DIRECTIONS
Which lines below hold the word "false"? Report each one.

MATERIAL
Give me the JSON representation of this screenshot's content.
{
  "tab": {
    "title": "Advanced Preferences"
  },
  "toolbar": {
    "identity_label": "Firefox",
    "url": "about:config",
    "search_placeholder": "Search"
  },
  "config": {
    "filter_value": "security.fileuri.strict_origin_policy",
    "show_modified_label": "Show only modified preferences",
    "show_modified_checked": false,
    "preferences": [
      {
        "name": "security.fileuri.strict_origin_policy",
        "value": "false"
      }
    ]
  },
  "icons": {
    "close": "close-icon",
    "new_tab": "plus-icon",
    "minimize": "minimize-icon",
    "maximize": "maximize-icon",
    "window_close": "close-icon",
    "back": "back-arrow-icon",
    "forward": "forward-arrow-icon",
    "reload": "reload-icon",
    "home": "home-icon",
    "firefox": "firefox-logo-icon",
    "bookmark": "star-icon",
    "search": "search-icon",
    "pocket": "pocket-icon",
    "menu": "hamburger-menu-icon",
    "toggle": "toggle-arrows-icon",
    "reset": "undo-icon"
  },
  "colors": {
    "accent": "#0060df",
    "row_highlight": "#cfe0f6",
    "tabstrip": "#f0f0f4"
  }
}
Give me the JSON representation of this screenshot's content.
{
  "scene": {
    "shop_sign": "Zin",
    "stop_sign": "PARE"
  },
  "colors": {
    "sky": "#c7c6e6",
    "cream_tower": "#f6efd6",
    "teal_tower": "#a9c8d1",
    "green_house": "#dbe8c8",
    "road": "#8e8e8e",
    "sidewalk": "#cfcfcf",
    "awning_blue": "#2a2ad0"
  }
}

FULL OUTPUT
    "show_modified_checked": false,
        "value": "false"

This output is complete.